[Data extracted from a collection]
□ □ □ □

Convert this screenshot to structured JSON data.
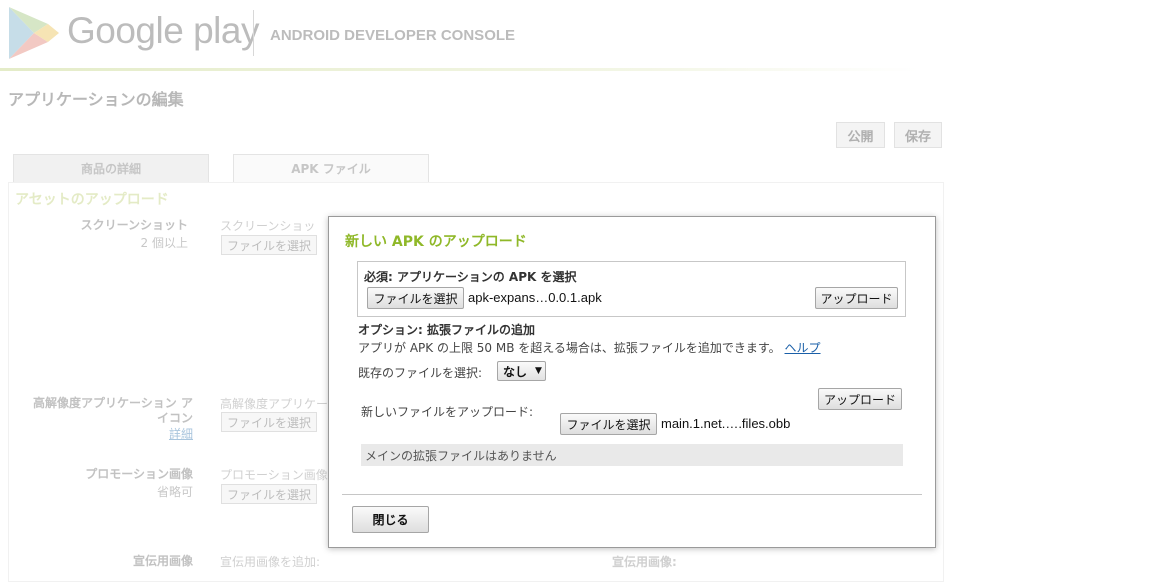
{
  "header": {
    "brand": "Google play",
    "console_title": "ANDROID DEVELOPER CONSOLE"
  },
  "page": {
    "title": "アプリケーションの編集",
    "publish_label": "公開",
    "save_label": "保存",
    "tabs": [
      {
        "label": "商品の詳細"
      },
      {
        "label": "APK ファイル"
      }
    ],
    "section_title": "アセットのアップロード",
    "fields": [
      {
        "label": "スクリーンショット",
        "sub": "2 個以上",
        "hint": "スクリーンショッ",
        "button": "ファイルを選択"
      },
      {
        "label_line1": "高解像度アプリケーション ア",
        "label_line2": "イコン",
        "link": "詳細",
        "hint": "高解像度アプリケー",
        "button": "ファイルを選択"
      },
      {
        "label": "プロモーション画像",
        "sub": "省略可",
        "hint": "プロモーション画像",
        "button": "ファイルを選択"
      },
      {
        "label": "宣伝用画像",
        "hint": "宣伝用画像を追加:",
        "hint_right": "宣伝用画像:"
      }
    ]
  },
  "modal": {
    "title": "新しい APK のアップロード",
    "required_label": "必須: アプリケーションの APK を選択",
    "choose_file_label": "ファイルを選択",
    "apk_filename": "apk-expans…0.0.1.apk",
    "upload_label": "アップロード",
    "optional_label": "オプション: 拡張ファイルの追加",
    "optional_desc": "アプリが APK の上限 50 MB を超える場合は、拡張ファイルを追加できます。",
    "help_link": "ヘルプ",
    "existing_label": "既存のファイルを選択:",
    "existing_value": "なし",
    "upload2_label": "アップロード",
    "new_file_label": "新しいファイルをアップロード:",
    "choose_file2_label": "ファイルを選択",
    "obb_filename": "main.1.net.….files.obb",
    "status": "メインの拡張ファイルはありません",
    "close_label": "閉じる"
  }
}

□ □ □ □

• [What to produce] Quote the records in their entirety, keeping the wording exact and excluding pictures.

• [Full answer]
Convert this screenshot to structured JSON data.
{
  "header": {
    "brand": "Google play",
    "console_title": "ANDROID DEVELOPER CONSOLE"
  },
  "page": {
    "title": "アプリケーションの編集",
    "publish_label": "公開",
    "save_label": "保存",
    "tabs": [
      {
        "label": "商品の詳細"
      },
      {
        "label": "APK ファイル"
      }
    ],
    "section_title": "アセットのアップロード",
    "fields": [
      {
        "label": "スクリーンショット",
        "sub": "2 個以上",
        "hint": "スクリーンショッ",
        "button": "ファイルを選択"
      },
      {
        "label_line1": "高解像度アプリケーション ア",
        "label_line2": "イコン",
        "link": "詳細",
        "hint": "高解像度アプリケー",
        "button": "ファイルを選択"
      },
      {
        "label": "プロモーション画像",
        "sub": "省略可",
        "hint": "プロモーション画像",
        "button": "ファイルを選択"
      },
      {
        "label": "宣伝用画像",
        "hint": "宣伝用画像を追加:",
        "hint_right": "宣伝用画像:"
      }
    ]
  },
  "modal": {
    "title": "新しい APK のアップロード",
    "required_label": "必須: アプリケーションの APK を選択",
    "choose_file_label": "ファイルを選択",
    "apk_filename": "apk-expans…0.0.1.apk",
    "upload_label": "アップロード",
    "optional_label": "オプション: 拡張ファイルの追加",
    "optional_desc": "アプリが APK の上限 50 MB を超える場合は、拡張ファイルを追加できます。",
    "help_link": "ヘルプ",
    "existing_label": "既存のファイルを選択:",
    "existing_value": "なし",
    "upload2_label": "アップロード",
    "new_file_label": "新しいファイルをアップロード:",
    "choose_file2_label": "ファイルを選択",
    "obb_filename": "main.1.net.….files.obb",
    "status": "メインの拡張ファイルはありません",
    "close_label": "閉じる"
  }
}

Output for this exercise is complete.